[Start of DATA SUPPLIED]

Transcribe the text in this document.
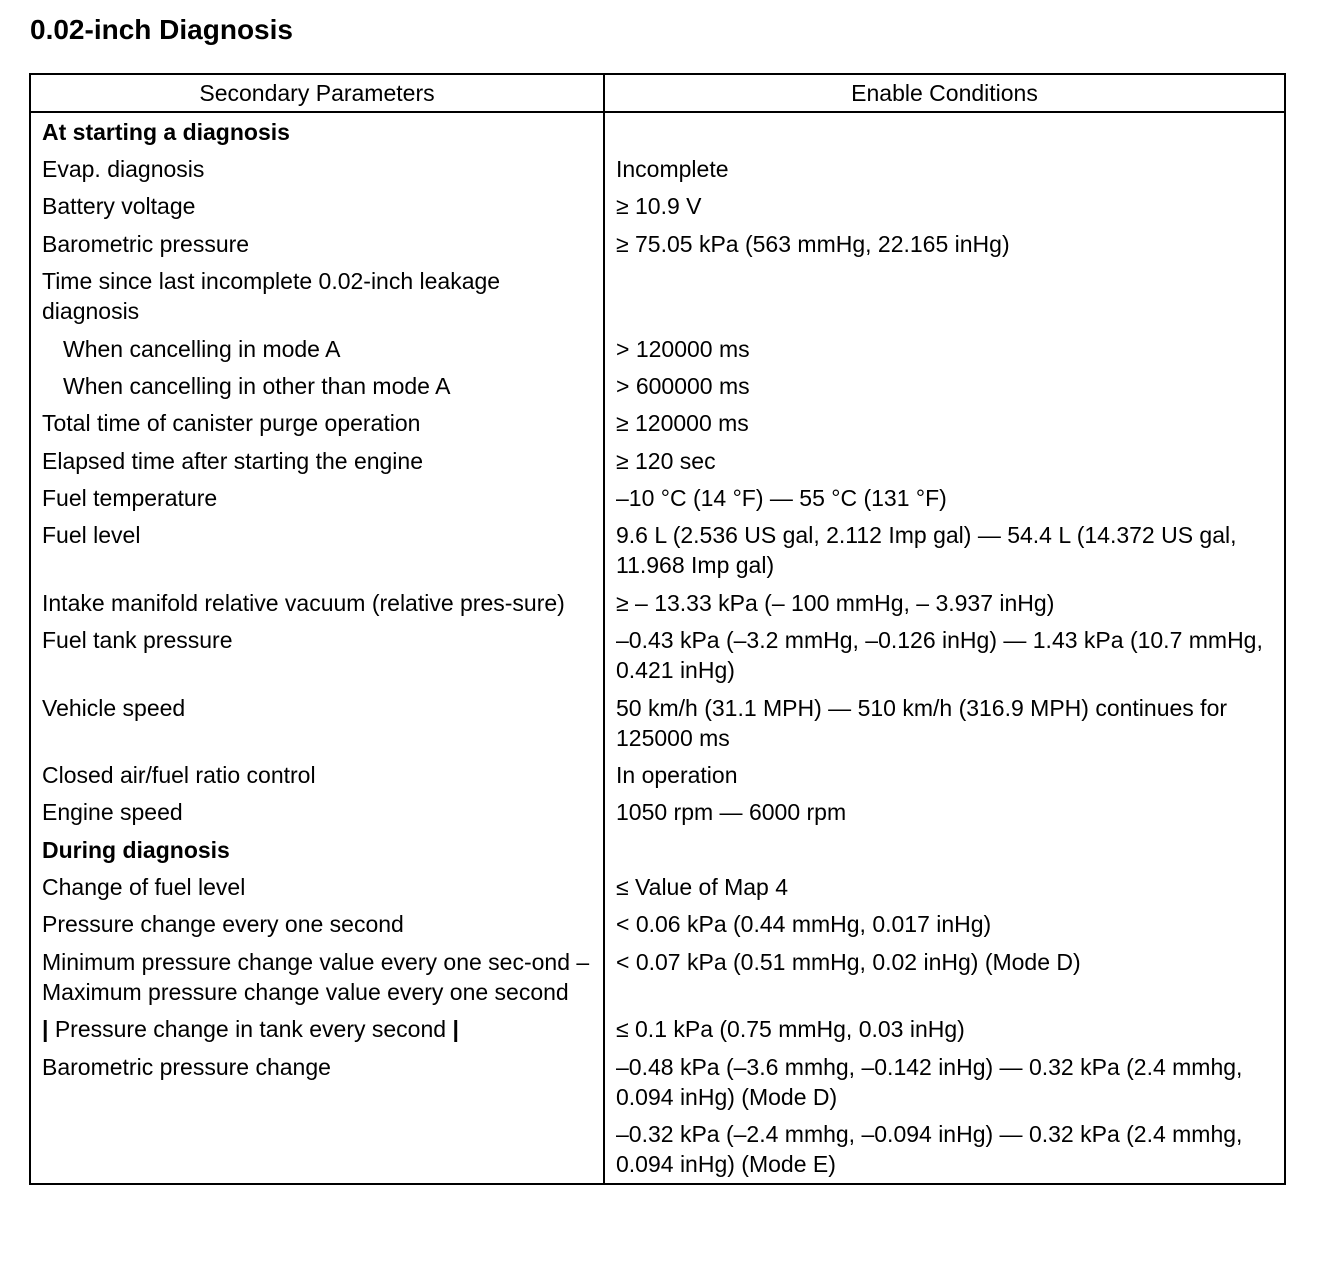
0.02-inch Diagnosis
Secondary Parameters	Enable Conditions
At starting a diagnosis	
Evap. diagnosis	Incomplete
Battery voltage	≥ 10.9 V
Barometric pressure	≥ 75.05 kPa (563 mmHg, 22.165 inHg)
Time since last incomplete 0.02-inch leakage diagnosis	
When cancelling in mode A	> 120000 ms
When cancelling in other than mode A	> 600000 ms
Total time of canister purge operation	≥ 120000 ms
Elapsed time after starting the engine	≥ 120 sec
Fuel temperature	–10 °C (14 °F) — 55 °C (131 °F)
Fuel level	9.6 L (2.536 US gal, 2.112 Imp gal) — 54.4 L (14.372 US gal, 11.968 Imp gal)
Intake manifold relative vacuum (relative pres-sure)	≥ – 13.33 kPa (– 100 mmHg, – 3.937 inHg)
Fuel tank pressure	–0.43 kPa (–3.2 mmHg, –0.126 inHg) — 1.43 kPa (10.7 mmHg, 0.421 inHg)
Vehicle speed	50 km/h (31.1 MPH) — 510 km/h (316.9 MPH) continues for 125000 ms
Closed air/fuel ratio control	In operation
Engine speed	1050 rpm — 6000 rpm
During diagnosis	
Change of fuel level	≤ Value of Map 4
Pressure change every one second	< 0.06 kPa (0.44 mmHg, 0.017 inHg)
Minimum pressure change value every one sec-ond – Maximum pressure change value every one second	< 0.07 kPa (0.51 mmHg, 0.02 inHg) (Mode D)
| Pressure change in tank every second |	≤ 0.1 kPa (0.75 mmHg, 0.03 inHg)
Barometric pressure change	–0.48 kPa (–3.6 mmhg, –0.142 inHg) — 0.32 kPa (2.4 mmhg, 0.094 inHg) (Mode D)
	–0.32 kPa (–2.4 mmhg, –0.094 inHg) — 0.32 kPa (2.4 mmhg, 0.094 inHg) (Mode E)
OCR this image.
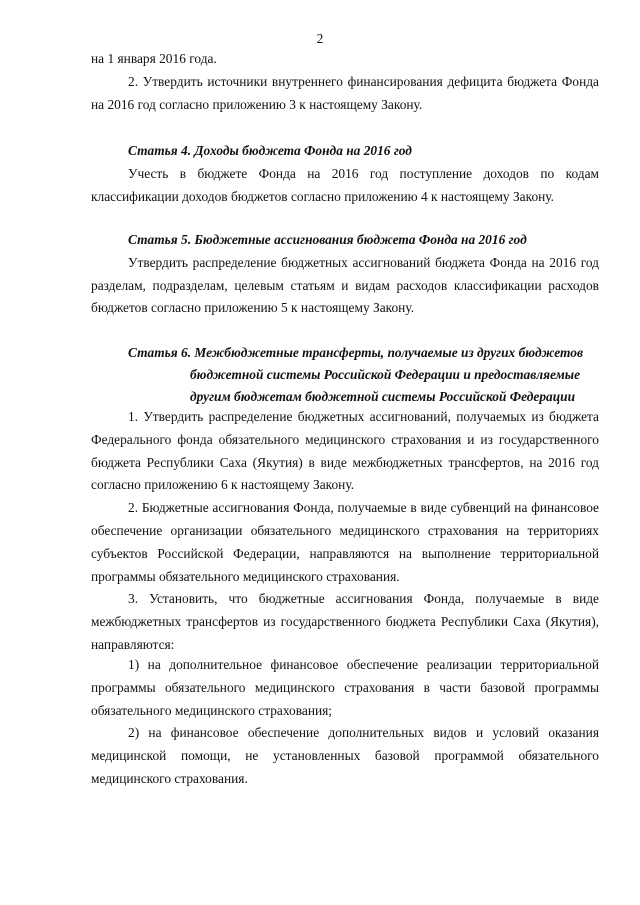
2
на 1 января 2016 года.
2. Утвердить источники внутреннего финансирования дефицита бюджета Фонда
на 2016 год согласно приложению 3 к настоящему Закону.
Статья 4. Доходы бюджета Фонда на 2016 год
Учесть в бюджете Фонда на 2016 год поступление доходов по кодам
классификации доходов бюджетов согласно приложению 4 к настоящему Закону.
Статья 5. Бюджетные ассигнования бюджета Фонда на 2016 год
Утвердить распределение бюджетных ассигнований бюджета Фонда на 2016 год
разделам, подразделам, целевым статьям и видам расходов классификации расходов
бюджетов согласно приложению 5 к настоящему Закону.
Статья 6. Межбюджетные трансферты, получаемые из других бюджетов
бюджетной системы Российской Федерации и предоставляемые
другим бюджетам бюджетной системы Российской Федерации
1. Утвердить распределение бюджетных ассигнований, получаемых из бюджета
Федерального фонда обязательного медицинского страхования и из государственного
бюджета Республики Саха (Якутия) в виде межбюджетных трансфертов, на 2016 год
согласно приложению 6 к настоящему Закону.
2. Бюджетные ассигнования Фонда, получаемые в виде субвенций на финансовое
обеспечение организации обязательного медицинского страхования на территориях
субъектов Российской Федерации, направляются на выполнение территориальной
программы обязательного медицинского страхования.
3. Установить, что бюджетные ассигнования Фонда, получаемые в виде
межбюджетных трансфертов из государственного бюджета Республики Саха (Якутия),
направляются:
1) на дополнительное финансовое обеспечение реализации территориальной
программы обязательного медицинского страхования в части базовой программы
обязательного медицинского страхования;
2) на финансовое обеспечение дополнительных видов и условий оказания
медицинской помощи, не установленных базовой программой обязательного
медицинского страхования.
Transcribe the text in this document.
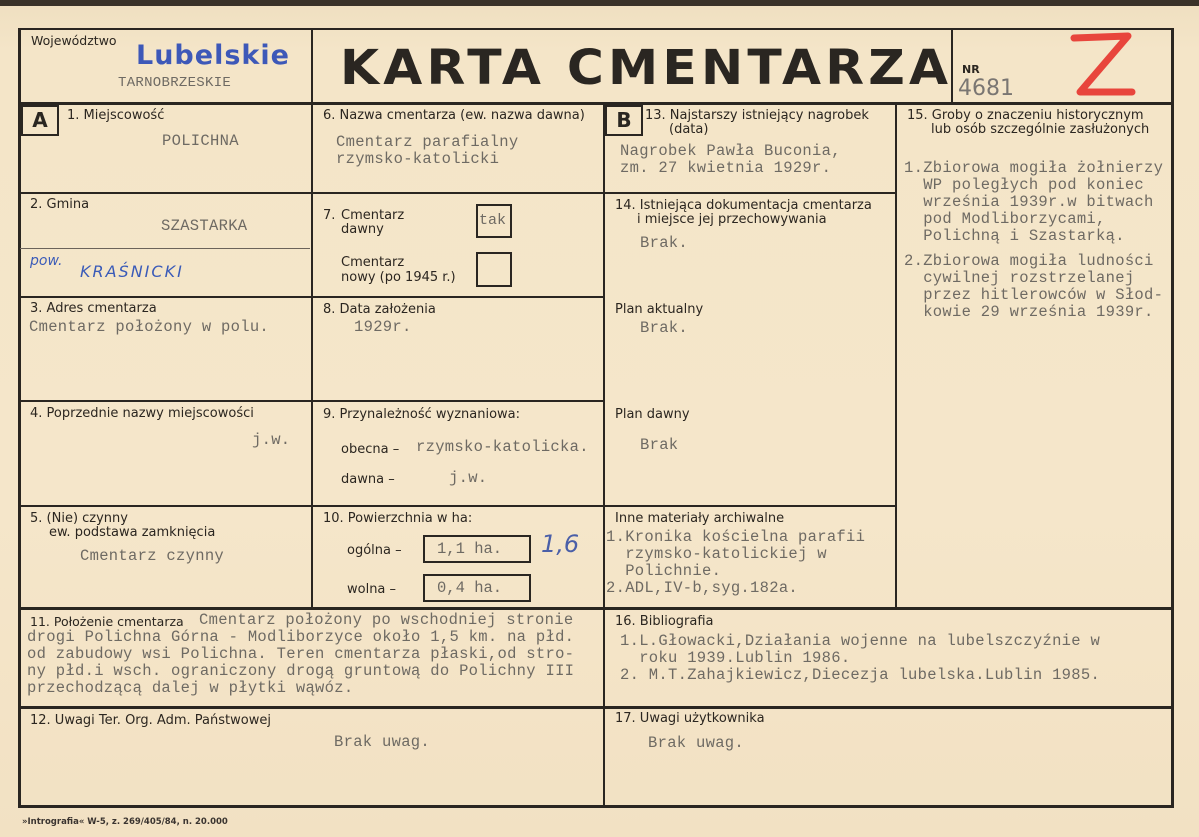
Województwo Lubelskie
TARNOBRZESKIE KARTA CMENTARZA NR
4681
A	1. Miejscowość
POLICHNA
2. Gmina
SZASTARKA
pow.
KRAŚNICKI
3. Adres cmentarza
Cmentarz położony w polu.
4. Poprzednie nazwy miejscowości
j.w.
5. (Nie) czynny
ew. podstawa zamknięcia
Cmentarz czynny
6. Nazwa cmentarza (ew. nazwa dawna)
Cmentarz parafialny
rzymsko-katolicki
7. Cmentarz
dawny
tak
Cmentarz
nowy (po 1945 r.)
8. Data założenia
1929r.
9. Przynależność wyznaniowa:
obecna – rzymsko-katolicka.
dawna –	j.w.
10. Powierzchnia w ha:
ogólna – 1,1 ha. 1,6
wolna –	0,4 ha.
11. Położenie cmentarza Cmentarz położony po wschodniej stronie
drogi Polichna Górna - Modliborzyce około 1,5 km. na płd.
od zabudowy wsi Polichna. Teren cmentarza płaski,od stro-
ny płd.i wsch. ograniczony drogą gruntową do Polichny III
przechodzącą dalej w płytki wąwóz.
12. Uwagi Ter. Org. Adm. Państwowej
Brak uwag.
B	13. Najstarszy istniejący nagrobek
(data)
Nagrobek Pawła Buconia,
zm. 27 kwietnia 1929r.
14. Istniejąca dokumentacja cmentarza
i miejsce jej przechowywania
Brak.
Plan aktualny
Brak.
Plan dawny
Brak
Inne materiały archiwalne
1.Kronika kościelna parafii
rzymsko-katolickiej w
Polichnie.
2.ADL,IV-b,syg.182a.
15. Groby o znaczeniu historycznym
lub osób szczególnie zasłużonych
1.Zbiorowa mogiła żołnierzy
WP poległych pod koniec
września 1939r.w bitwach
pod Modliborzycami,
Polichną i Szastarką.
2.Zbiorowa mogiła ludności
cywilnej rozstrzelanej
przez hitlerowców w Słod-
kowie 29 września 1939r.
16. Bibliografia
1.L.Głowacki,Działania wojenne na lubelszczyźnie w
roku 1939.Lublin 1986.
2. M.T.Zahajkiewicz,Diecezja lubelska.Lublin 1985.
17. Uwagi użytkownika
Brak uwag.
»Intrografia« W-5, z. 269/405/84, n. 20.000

[End of DATA SUPPLIED]

THE EXERCISE:
Pull out every line in the material above where "программы" occurs.

REPLY TO THE TASK:
программы обязательного медицинского страхования.
программы обязательного медицинского страхования в части базовой программы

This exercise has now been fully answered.